- PROVIDED RECORDS -
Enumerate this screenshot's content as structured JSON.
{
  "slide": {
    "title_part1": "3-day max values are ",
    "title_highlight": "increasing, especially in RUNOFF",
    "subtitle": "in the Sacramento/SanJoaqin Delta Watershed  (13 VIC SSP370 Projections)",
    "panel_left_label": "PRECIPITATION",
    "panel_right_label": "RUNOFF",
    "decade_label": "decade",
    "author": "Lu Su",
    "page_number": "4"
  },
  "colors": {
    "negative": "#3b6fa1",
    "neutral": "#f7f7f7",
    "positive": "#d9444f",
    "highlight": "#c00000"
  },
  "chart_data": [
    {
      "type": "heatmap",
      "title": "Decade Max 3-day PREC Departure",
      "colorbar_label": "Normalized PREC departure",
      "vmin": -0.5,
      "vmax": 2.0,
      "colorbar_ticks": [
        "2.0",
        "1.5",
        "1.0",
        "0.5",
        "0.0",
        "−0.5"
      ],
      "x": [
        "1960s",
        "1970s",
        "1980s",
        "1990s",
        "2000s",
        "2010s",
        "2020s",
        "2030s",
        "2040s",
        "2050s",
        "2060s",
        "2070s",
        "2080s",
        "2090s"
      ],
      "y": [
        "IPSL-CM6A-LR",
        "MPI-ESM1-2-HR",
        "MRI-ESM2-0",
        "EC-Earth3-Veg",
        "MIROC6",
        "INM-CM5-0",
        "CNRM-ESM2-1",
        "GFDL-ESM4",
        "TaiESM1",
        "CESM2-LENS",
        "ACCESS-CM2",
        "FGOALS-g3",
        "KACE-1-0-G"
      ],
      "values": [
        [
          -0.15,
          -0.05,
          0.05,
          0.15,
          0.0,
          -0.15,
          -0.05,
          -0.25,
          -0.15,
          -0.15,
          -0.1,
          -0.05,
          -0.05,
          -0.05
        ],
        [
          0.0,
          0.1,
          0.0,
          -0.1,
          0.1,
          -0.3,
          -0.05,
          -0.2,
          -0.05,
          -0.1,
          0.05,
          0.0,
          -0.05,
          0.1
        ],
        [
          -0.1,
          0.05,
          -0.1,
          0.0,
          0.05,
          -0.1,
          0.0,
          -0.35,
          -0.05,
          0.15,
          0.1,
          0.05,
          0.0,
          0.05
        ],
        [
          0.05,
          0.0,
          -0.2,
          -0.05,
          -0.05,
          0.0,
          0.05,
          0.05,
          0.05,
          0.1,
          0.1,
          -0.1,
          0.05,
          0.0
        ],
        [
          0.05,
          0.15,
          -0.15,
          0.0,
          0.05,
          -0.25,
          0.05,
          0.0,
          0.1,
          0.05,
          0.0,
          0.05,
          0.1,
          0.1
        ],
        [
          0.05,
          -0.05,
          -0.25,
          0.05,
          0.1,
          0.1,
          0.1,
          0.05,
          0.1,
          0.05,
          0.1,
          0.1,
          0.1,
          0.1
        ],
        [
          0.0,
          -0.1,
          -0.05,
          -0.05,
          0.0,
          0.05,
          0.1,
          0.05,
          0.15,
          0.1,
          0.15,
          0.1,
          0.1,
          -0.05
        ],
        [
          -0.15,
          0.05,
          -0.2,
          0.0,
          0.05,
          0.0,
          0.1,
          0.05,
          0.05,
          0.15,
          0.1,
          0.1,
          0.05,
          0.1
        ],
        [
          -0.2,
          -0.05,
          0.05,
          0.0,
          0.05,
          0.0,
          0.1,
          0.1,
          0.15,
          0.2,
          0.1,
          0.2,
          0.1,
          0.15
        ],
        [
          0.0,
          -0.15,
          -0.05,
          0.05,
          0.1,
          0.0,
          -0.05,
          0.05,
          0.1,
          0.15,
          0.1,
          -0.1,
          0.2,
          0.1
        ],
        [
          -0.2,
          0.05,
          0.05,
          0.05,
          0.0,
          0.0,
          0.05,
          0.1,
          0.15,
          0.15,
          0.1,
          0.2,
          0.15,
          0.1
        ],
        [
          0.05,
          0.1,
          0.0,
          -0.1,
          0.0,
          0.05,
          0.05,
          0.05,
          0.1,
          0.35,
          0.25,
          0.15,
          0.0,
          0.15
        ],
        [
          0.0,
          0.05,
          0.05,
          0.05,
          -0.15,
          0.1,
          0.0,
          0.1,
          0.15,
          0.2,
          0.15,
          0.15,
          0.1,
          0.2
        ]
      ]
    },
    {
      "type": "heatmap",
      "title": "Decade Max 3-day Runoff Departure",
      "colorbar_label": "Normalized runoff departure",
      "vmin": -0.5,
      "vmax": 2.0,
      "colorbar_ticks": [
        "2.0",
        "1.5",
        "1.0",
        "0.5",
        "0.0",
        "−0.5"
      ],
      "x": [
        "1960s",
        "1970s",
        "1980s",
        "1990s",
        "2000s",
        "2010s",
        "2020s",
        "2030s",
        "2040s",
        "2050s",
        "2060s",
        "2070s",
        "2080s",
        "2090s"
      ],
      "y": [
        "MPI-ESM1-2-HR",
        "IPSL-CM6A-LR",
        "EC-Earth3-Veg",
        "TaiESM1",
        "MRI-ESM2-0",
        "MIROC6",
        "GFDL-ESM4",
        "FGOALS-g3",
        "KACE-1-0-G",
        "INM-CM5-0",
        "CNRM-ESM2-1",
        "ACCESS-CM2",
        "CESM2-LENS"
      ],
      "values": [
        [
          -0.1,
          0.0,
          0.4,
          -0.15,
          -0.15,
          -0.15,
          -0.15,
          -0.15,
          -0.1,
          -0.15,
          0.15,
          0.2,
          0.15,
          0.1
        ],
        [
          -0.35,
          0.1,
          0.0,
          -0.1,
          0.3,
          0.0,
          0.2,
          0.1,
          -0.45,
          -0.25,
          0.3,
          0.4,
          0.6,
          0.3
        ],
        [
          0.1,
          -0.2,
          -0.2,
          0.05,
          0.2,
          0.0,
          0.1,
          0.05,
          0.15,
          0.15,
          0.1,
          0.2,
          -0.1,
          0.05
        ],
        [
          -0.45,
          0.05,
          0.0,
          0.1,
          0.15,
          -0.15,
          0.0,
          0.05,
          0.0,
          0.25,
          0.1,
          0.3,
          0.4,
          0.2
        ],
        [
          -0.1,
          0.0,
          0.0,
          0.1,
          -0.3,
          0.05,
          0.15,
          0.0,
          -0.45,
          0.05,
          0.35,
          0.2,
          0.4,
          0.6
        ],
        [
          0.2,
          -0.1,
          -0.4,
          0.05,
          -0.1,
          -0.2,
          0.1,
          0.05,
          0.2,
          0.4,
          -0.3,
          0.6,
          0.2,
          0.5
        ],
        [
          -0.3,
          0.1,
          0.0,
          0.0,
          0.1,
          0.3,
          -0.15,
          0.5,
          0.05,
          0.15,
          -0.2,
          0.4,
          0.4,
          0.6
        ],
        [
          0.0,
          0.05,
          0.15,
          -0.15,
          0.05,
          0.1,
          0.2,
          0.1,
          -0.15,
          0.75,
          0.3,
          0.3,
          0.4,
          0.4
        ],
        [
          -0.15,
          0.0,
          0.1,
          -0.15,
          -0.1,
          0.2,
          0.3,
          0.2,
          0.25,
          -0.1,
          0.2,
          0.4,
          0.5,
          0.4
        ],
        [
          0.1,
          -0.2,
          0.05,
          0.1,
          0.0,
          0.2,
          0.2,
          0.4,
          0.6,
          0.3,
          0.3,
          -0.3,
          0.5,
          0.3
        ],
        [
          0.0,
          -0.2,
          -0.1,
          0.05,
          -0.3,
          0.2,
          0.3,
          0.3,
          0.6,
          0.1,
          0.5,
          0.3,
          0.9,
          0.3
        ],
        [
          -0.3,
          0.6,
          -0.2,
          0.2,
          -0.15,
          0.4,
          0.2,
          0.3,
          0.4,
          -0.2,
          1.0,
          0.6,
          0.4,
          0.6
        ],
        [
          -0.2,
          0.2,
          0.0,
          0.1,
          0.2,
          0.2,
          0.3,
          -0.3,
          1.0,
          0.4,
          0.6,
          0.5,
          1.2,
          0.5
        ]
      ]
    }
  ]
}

- YOUR GOAL -
State the number of lines in the preceding entries that include the word "Normalized". Provide nothing else.

- EXERCISE RESPONSE -
2